Work instructions –
Retype each line of the material exactly, please, skipping any picture in it.

Records for this exercise –
....................

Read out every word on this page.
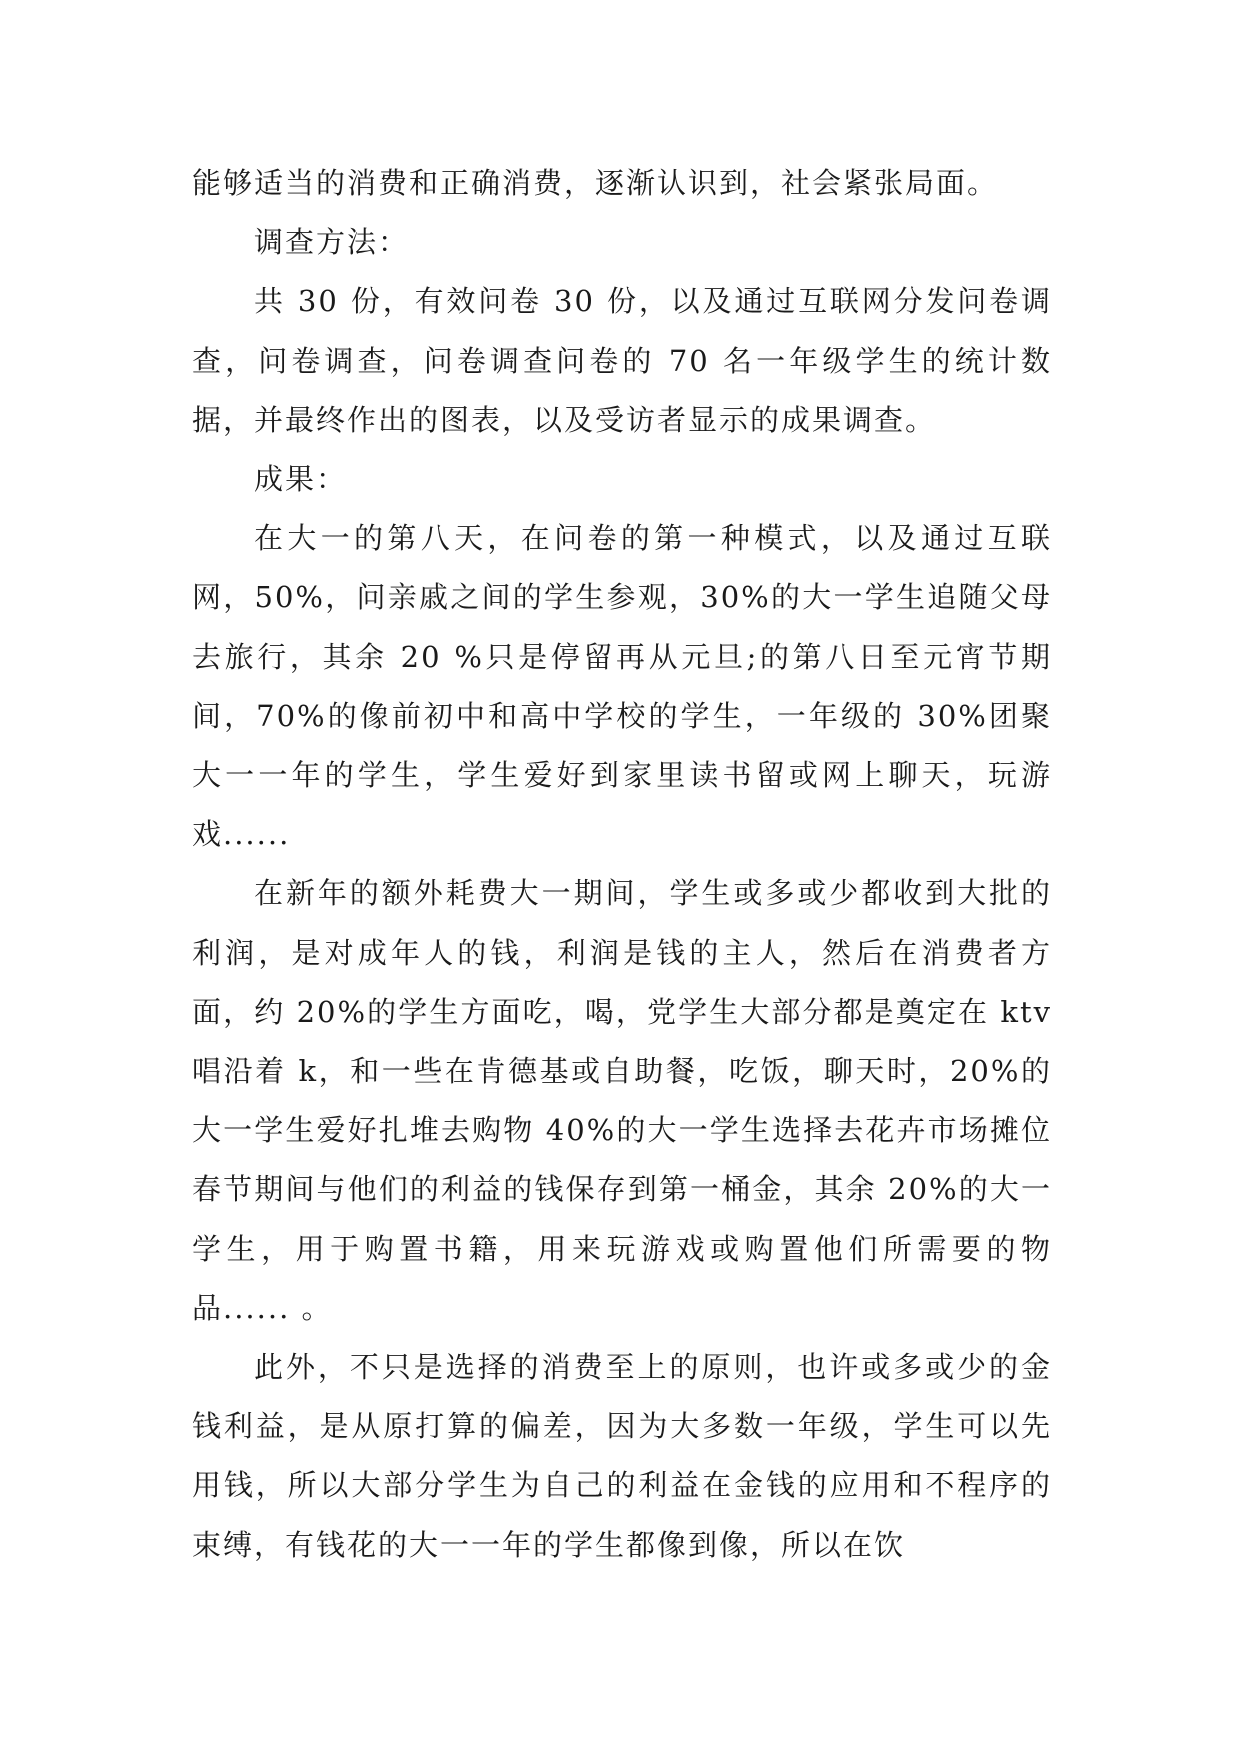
能够适当的消费和正确消费，逐渐认识到，社会紧张局面。

调查方法：

共 30 份，有效问卷 30 份，以及通过互联网分发问卷调查，问卷调查，问卷调查问卷的 70 名一年级学生的统计数据，并最终作出的图表，以及受访者显示的成果调查。

成果：

在大一的第八天，在问卷的第一种模式，以及通过互联网，50%，问亲戚之间的学生参观，30%的大一学生追随父母去旅行，其余 20 %只是停留再从元旦;的第八日至元宵节期间，70%的像前初中和高中学校的学生，一年级的 30%团聚大一一年的学生，学生爱好到家里读书留或网上聊天，玩游戏......

在新年的额外耗费大一期间，学生或多或少都收到大批的利润，是对成年人的钱，利润是钱的主人，然后在消费者方面，约 20%的学生方面吃，喝，党学生大部分都是奠定在 ktv 唱沿着 k，和一些在肯德基或自助餐，吃饭，聊天时，20%的大一学生爱好扎堆去购物 40%的大一学生选择去花卉市场摊位春节期间与他们的利益的钱保存到第一桶金，其余 20%的大一学生，用于购置书籍，用来玩游戏或购置他们所需要的物品...... 。

此外，不只是选择的消费至上的原则，也许或多或少的金钱利益，是从原打算的偏差，因为大多数一年级，学生可以先用钱，所以大部分学生为自己的利益在金钱的应用和不程序的束缚，有钱花的大一一年的学生都像到像，所以在饮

....................

Solution to this problem –
Read out every word on this page.
能够适当的消费和正确消费，逐渐认识到，社会紧张局面。

调查方法：

共 30 份，有效问卷 30 份，以及通过互联网分发问卷调查，问卷调查，问卷调查问卷的 70 名一年级学生的统计数据，并最终作出的图表，以及受访者显示的成果调查。

成果：

在大一的第八天，在问卷的第一种模式，以及通过互联网，50%，问亲戚之间的学生参观，30%的大一学生追随父母去旅行，其余 20 %只是停留再从元旦;的第八日至元宵节期间，70%的像前初中和高中学校的学生，一年级的 30%团聚大一一年的学生，学生爱好到家里读书留或网上聊天，玩游戏......

在新年的额外耗费大一期间，学生或多或少都收到大批的利润，是对成年人的钱，利润是钱的主人，然后在消费者方面，约 20%的学生方面吃，喝，党学生大部分都是奠定在 ktv 唱沿着 k，和一些在肯德基或自助餐，吃饭，聊天时，20%的大一学生爱好扎堆去购物 40%的大一学生选择去花卉市场摊位春节期间与他们的利益的钱保存到第一桶金，其余 20%的大一学生，用于购置书籍，用来玩游戏或购置他们所需要的物品...... 。

此外，不只是选择的消费至上的原则，也许或多或少的金钱利益，是从原打算的偏差，因为大多数一年级，学生可以先用钱，所以大部分学生为自己的利益在金钱的应用和不程序的束缚，有钱花的大一一年的学生都像到像，所以在饮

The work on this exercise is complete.